# STATED GOAL:
Read the records below. Copy each line where the string "ball" occurs.

[START RECORDS FOR THE TASK]

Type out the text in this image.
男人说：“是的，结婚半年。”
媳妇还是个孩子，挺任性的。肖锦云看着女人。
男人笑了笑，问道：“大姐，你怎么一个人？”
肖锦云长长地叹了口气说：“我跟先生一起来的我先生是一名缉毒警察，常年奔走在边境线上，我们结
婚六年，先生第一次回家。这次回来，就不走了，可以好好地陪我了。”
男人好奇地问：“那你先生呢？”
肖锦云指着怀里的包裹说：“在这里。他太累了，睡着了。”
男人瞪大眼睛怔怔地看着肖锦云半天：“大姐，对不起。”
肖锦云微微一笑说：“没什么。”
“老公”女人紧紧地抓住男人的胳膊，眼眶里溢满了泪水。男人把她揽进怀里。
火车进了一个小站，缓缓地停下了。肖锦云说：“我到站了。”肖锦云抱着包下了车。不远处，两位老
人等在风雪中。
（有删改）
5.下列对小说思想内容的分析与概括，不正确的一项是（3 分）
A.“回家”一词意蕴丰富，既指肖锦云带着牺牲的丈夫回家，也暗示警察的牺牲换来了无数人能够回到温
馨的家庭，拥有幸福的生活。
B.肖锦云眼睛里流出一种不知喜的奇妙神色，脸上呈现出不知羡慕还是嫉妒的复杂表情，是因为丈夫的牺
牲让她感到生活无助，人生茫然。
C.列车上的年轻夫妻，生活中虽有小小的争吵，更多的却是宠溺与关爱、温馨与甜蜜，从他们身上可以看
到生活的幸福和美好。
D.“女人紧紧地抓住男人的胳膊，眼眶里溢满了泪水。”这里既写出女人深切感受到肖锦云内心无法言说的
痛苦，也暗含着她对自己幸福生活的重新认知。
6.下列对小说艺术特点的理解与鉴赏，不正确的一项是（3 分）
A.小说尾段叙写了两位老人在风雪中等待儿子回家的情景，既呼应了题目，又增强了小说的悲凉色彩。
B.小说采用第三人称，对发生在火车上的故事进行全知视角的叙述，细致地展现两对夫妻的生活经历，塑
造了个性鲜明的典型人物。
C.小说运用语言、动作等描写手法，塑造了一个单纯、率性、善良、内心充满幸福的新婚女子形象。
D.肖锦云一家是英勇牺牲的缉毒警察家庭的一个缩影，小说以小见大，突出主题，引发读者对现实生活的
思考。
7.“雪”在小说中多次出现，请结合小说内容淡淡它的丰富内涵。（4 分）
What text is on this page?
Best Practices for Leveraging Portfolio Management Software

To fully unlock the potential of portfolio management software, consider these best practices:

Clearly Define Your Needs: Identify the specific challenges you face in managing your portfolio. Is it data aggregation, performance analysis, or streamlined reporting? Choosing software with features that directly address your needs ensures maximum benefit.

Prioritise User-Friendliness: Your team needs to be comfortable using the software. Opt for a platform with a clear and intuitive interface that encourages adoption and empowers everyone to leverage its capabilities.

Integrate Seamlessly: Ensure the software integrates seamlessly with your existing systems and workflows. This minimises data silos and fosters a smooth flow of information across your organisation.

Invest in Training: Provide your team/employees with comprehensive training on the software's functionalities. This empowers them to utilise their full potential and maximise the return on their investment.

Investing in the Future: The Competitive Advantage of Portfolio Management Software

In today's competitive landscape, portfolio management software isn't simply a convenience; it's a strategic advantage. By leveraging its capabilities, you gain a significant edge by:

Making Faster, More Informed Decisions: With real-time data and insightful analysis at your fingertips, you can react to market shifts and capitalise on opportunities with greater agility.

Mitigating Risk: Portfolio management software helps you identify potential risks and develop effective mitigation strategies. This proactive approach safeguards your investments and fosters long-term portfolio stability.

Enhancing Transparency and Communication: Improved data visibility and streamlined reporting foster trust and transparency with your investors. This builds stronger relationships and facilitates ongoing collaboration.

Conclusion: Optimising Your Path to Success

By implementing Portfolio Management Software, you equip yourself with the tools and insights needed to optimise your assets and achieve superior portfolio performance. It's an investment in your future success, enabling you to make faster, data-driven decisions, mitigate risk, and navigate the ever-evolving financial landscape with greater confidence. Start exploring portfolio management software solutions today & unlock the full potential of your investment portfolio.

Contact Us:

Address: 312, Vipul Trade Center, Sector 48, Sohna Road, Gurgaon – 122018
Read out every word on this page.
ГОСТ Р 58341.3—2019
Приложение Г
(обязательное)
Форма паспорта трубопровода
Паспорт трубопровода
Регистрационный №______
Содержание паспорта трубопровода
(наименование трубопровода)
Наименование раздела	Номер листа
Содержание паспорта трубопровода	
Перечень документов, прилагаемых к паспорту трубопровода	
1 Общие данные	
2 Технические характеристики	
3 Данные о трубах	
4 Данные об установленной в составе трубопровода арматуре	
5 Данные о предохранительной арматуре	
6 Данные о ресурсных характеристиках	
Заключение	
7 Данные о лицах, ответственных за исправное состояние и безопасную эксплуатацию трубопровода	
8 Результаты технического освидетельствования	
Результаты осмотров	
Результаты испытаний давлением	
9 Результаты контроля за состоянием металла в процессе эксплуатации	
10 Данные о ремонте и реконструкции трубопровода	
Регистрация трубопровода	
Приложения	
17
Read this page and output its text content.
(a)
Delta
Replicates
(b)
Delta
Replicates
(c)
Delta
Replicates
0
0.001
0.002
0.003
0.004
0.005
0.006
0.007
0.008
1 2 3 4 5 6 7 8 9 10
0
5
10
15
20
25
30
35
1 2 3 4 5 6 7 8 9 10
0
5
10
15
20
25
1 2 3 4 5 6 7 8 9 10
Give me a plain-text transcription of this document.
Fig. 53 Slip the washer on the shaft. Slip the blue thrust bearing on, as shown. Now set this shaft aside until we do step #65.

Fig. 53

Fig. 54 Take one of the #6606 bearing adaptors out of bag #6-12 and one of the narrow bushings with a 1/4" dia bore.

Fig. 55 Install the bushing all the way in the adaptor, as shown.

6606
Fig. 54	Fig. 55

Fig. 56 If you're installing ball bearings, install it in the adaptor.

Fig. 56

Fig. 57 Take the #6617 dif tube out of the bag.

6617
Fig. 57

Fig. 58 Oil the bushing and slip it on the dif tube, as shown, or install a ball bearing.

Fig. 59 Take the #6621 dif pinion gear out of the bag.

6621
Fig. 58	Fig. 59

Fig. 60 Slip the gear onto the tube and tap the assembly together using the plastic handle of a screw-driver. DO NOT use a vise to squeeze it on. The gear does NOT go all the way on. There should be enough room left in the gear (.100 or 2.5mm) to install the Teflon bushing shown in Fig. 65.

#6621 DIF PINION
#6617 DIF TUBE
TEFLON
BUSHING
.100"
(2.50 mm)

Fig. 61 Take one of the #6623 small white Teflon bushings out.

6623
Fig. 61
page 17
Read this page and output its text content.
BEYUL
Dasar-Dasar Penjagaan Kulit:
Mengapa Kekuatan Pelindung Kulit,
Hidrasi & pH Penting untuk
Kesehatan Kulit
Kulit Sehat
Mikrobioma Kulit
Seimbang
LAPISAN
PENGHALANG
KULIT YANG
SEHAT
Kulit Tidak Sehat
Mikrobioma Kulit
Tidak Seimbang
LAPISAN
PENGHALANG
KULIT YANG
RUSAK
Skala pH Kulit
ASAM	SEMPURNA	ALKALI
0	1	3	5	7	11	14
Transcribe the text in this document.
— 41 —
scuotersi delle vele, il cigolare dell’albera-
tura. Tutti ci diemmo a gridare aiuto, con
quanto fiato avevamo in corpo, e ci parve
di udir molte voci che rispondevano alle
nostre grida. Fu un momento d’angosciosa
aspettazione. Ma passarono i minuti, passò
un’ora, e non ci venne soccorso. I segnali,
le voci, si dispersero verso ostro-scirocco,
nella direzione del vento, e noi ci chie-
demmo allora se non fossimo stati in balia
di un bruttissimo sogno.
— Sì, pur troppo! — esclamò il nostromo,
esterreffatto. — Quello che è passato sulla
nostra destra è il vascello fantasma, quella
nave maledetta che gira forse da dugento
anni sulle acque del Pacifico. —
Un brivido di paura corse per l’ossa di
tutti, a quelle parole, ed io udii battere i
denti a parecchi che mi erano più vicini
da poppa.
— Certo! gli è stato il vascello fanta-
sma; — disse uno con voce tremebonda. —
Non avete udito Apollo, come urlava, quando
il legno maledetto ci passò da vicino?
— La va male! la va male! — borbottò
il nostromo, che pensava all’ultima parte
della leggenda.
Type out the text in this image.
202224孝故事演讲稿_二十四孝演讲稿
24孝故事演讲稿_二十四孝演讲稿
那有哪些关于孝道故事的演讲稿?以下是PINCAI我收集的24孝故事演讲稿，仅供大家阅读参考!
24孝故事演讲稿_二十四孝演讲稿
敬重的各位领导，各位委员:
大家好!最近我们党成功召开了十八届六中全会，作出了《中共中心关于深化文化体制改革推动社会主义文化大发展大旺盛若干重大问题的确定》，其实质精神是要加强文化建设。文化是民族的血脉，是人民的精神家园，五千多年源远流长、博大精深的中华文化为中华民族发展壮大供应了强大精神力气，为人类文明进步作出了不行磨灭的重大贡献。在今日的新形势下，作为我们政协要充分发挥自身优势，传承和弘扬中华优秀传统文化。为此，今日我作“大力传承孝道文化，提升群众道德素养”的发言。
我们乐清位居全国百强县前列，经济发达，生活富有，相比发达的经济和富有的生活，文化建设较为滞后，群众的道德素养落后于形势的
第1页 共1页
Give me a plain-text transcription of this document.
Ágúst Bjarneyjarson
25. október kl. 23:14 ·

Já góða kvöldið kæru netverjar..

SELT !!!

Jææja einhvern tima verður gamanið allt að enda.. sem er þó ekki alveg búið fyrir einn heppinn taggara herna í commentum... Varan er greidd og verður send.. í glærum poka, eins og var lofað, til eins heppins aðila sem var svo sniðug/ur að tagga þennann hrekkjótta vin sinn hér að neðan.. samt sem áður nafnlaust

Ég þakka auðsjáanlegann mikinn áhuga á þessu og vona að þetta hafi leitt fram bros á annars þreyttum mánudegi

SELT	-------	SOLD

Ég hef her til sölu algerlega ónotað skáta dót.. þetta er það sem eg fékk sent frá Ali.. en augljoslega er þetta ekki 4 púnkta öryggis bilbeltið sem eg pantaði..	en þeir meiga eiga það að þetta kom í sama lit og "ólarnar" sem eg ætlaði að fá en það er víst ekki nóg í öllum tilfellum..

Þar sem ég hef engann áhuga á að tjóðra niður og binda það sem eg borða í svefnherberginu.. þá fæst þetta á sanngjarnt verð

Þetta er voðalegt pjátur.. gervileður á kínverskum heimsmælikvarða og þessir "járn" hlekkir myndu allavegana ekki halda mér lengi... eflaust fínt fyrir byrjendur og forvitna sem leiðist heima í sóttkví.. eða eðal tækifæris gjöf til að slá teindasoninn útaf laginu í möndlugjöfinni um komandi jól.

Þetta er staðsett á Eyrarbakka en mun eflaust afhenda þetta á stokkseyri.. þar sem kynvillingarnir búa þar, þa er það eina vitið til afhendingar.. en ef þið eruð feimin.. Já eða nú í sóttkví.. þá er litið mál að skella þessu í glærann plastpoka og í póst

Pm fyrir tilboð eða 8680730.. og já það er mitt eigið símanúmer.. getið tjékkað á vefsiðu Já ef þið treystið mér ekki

[END RECORDS FOR THE TASK]

# SOLUTION:
Fig. 56 If you're installing ball bearings, install it in the adaptor.
Fig. 58 Oil the bushing and slip it on the dif tube, as shown, or install a ball bearing.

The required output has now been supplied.